## Start
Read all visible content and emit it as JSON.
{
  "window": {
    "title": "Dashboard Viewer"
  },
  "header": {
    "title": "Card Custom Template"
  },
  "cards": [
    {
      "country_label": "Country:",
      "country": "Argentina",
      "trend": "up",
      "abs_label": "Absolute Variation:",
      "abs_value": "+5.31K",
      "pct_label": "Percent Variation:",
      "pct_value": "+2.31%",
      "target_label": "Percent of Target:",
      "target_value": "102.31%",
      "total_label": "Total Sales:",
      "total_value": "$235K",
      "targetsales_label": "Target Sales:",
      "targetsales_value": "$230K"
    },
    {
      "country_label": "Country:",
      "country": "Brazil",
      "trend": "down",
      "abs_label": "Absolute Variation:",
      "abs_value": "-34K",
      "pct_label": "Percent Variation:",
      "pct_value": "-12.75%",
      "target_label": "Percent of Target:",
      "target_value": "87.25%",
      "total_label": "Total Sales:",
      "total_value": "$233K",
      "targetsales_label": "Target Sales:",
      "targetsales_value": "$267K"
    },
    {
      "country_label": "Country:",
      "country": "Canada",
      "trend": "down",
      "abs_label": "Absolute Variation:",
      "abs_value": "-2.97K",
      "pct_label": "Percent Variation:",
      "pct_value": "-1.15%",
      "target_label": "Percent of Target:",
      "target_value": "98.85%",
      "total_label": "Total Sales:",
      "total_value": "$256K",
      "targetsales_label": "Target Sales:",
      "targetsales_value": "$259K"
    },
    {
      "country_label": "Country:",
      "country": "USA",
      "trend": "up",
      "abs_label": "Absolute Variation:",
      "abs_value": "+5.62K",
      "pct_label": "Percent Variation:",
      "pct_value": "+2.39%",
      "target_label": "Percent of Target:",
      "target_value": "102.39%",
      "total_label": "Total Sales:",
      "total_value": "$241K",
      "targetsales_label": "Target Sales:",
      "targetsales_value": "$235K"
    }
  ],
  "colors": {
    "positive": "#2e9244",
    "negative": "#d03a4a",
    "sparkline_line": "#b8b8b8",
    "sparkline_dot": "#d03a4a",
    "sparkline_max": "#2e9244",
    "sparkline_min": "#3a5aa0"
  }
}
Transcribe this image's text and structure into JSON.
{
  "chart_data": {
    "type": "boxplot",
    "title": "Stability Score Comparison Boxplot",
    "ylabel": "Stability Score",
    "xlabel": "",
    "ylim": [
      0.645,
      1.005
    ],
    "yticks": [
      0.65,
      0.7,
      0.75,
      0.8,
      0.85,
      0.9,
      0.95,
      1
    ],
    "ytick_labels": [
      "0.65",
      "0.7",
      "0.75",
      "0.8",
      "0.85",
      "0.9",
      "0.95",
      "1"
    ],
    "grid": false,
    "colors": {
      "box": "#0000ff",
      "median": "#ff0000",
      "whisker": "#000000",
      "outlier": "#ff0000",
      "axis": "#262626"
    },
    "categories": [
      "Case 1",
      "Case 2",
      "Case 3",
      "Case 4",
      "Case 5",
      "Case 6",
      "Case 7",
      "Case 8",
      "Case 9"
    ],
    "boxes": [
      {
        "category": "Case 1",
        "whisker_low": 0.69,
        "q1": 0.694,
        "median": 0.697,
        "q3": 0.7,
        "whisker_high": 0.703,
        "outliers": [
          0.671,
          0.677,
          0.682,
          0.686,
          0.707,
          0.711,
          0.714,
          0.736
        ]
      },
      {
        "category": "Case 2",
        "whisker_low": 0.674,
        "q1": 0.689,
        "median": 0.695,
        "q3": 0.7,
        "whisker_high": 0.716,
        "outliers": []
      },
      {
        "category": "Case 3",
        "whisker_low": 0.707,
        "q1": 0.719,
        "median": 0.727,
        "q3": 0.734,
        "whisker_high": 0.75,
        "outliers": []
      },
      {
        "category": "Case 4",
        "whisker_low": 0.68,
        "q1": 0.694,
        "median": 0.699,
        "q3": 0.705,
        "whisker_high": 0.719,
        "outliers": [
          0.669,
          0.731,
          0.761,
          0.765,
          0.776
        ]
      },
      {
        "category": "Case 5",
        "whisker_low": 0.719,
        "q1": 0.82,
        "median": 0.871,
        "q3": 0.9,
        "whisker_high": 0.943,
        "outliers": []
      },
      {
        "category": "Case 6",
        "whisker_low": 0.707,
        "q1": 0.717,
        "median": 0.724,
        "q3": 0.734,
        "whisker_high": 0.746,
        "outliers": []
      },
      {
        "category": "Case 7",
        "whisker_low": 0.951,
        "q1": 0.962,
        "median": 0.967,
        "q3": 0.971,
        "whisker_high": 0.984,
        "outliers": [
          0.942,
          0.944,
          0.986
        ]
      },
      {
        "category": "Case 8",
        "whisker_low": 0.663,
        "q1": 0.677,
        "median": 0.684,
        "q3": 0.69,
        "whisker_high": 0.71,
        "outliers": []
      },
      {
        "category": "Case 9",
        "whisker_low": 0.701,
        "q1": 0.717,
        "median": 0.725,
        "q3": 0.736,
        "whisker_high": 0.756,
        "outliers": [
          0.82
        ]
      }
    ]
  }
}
## End
## Start
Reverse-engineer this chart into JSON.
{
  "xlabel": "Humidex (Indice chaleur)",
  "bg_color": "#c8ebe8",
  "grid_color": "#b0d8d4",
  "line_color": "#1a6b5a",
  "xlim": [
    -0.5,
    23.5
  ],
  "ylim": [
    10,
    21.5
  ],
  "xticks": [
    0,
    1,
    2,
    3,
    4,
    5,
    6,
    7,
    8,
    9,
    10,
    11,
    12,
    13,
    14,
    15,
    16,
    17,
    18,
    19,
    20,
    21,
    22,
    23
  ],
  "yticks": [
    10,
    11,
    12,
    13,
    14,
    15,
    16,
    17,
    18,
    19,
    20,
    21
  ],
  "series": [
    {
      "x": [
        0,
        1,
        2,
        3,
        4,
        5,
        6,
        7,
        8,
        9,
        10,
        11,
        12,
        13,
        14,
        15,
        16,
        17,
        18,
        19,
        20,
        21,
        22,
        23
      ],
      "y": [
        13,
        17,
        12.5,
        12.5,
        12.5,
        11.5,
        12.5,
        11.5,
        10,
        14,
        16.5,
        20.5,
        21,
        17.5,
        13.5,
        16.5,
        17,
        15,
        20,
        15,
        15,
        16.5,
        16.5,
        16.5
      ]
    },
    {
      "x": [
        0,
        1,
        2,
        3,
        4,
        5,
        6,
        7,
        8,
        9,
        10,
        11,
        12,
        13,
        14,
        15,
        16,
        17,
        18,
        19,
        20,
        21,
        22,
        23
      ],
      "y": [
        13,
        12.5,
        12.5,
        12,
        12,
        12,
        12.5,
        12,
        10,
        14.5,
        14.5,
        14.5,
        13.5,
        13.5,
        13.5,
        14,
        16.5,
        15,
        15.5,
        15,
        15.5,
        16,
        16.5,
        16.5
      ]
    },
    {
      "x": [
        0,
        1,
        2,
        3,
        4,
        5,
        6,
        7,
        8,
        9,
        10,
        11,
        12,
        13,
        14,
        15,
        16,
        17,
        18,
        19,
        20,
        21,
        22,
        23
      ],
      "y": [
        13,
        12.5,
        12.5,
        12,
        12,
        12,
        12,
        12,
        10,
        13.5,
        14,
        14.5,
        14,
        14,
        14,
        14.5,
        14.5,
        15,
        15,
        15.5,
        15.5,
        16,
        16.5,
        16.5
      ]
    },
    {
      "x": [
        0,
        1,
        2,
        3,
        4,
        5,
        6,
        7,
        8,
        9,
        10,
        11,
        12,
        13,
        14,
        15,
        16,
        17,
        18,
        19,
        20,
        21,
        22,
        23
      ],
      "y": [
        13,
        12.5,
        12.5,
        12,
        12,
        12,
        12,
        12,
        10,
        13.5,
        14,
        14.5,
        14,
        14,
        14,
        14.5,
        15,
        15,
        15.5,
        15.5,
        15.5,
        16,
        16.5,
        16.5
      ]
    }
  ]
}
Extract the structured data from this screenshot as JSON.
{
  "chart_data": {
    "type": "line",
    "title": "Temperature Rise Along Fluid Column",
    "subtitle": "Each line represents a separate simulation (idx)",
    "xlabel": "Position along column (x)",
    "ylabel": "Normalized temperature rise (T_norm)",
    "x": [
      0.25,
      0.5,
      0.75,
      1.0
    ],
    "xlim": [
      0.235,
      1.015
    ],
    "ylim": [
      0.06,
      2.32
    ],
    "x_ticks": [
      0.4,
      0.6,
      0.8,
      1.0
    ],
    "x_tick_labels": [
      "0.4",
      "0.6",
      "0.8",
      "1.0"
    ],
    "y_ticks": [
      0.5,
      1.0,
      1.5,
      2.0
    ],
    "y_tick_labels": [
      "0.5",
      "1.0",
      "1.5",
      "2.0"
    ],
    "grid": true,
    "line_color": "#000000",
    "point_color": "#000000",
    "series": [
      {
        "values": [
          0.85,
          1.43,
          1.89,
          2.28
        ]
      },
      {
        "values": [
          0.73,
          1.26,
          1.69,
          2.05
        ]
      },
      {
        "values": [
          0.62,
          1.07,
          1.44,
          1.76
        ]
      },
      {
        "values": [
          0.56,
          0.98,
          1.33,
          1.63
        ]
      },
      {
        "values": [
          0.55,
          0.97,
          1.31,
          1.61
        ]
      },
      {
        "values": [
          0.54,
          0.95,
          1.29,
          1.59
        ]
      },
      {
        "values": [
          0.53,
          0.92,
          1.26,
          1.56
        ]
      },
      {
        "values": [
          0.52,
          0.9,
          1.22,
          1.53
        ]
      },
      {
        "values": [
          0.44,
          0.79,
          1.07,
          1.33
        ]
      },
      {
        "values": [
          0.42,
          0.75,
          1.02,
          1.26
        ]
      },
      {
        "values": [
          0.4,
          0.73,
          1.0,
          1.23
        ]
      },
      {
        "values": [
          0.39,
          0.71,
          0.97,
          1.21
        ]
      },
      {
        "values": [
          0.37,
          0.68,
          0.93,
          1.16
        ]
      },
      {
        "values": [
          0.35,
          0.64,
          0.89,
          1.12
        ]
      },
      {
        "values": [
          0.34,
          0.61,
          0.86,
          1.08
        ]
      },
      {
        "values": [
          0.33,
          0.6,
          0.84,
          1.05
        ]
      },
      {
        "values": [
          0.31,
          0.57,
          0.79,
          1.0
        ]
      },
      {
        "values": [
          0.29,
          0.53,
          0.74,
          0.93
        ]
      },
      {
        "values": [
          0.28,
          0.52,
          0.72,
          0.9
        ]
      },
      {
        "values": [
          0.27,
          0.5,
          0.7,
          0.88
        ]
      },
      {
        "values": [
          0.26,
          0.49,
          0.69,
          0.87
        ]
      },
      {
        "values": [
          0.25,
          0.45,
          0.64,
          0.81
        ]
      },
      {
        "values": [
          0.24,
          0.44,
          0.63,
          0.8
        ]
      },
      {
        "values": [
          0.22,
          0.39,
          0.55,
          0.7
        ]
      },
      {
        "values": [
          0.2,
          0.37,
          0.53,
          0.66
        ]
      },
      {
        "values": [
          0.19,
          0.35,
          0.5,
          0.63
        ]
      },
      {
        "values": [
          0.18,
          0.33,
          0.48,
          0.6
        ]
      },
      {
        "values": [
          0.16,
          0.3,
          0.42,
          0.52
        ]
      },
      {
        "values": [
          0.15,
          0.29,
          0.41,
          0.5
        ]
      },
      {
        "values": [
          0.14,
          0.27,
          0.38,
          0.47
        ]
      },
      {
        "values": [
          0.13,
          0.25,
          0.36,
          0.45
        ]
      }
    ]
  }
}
## End
Given instruction
Take every line containing the word "category" and copy it.

Finished answer
        "category": "Case 1",
        "category": "Case 2",
        "category": "Case 3",
        "category": "Case 4",
        "category": "Case 5",
        "category": "Case 6",
        "category": "Case 7",
        "category": "Case 8",
        "category": "Case 9",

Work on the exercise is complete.